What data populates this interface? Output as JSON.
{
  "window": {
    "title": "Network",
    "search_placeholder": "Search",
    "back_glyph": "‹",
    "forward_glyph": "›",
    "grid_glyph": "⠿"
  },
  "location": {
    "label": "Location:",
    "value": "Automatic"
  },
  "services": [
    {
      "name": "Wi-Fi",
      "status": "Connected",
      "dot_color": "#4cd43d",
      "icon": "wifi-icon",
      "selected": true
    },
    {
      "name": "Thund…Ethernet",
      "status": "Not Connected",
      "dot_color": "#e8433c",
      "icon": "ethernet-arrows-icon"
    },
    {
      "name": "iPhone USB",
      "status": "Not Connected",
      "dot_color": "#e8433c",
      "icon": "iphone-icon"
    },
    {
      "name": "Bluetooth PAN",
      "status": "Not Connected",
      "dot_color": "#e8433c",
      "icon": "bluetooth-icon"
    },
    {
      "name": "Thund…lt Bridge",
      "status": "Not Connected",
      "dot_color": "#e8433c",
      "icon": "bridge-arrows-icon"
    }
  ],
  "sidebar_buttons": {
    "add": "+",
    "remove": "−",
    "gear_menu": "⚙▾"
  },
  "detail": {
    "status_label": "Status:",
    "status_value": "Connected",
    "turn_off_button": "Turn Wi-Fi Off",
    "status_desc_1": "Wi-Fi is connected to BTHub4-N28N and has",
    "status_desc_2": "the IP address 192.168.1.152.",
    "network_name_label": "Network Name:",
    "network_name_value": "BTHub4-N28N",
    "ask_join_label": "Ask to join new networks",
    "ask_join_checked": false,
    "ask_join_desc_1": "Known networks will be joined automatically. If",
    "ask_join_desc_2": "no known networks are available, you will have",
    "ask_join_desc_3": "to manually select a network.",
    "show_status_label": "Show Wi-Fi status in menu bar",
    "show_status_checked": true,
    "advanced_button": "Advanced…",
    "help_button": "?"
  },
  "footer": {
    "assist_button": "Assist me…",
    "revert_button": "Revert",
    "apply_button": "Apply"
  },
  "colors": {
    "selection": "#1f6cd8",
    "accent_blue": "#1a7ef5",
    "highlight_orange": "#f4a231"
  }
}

_GOAL:_ Exactly as shown, repeat every record.

_FINAL ANSWER:_
What data populates this interface? Output as JSON.
{
  "window": {
    "title": "Network",
    "search_placeholder": "Search",
    "back_glyph": "‹",
    "forward_glyph": "›",
    "grid_glyph": "⠿"
  },
  "location": {
    "label": "Location:",
    "value": "Automatic"
  },
  "services": [
    {
      "name": "Wi-Fi",
      "status": "Connected",
      "dot_color": "#4cd43d",
      "icon": "wifi-icon",
      "selected": true
    },
    {
      "name": "Thund…Ethernet",
      "status": "Not Connected",
      "dot_color": "#e8433c",
      "icon": "ethernet-arrows-icon"
    },
    {
      "name": "iPhone USB",
      "status": "Not Connected",
      "dot_color": "#e8433c",
      "icon": "iphone-icon"
    },
    {
      "name": "Bluetooth PAN",
      "status": "Not Connected",
      "dot_color": "#e8433c",
      "icon": "bluetooth-icon"
    },
    {
      "name": "Thund…lt Bridge",
      "status": "Not Connected",
      "dot_color": "#e8433c",
      "icon": "bridge-arrows-icon"
    }
  ],
  "sidebar_buttons": {
    "add": "+",
    "remove": "−",
    "gear_menu": "⚙▾"
  },
  "detail": {
    "status_label": "Status:",
    "status_value": "Connected",
    "turn_off_button": "Turn Wi-Fi Off",
    "status_desc_1": "Wi-Fi is connected to BTHub4-N28N and has",
    "status_desc_2": "the IP address 192.168.1.152.",
    "network_name_label": "Network Name:",
    "network_name_value": "BTHub4-N28N",
    "ask_join_label": "Ask to join new networks",
    "ask_join_checked": false,
    "ask_join_desc_1": "Known networks will be joined automatically. If",
    "ask_join_desc_2": "no known networks are available, you will have",
    "ask_join_desc_3": "to manually select a network.",
    "show_status_label": "Show Wi-Fi status in menu bar",
    "show_status_checked": true,
    "advanced_button": "Advanced…",
    "help_button": "?"
  },
  "footer": {
    "assist_button": "Assist me…",
    "revert_button": "Revert",
    "apply_button": "Apply"
  },
  "colors": {
    "selection": "#1f6cd8",
    "accent_blue": "#1a7ef5",
    "highlight_orange": "#f4a231"
  }
}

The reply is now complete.